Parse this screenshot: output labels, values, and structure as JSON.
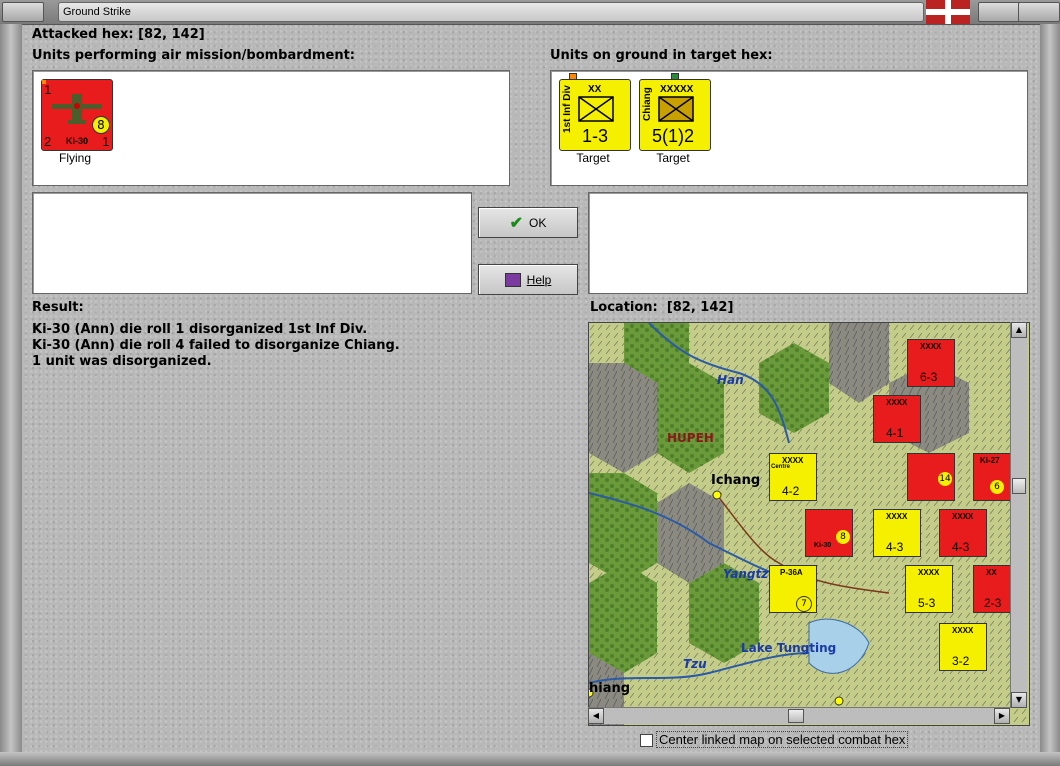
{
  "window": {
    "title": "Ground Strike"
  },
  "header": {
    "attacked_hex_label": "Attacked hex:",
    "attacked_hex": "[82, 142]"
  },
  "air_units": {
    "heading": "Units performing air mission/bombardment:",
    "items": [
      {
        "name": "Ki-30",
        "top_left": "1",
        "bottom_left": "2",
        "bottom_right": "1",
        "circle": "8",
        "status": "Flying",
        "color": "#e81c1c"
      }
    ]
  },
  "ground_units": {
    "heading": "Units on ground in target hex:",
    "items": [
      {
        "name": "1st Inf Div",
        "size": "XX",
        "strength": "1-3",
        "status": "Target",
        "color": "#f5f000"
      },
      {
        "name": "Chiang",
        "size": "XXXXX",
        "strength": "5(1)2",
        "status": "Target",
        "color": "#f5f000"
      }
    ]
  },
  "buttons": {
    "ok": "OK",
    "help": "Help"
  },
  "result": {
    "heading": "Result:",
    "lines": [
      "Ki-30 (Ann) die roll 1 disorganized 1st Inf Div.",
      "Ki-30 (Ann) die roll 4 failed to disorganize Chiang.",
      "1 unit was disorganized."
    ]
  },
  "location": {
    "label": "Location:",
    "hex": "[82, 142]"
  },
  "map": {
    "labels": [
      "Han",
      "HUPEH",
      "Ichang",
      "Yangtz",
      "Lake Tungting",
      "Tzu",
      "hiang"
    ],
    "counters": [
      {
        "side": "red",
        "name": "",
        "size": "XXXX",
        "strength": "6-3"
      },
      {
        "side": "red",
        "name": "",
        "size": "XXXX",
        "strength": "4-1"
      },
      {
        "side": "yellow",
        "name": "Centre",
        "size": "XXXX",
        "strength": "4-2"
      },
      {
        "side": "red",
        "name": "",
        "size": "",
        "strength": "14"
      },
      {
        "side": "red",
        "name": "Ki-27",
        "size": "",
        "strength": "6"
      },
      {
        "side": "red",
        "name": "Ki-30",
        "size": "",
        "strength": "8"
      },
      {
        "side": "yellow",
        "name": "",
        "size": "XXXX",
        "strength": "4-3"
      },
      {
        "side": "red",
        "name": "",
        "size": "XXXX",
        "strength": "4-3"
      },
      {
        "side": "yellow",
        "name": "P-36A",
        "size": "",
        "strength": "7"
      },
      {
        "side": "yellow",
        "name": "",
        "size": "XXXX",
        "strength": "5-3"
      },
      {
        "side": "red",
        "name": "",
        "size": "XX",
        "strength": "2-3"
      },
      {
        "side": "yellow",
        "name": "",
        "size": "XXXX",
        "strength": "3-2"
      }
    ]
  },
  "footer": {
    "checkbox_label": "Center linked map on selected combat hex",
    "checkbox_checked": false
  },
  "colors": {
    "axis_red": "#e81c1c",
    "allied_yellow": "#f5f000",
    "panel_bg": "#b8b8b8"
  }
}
----
» What is expected: Copy all lines in the listing above where the string "disorganized" appears.

» Solution for this exercise:
      "Ki-30 (Ann) die roll 1 disorganized 1st Inf Div.",
      "1 unit was disorganized."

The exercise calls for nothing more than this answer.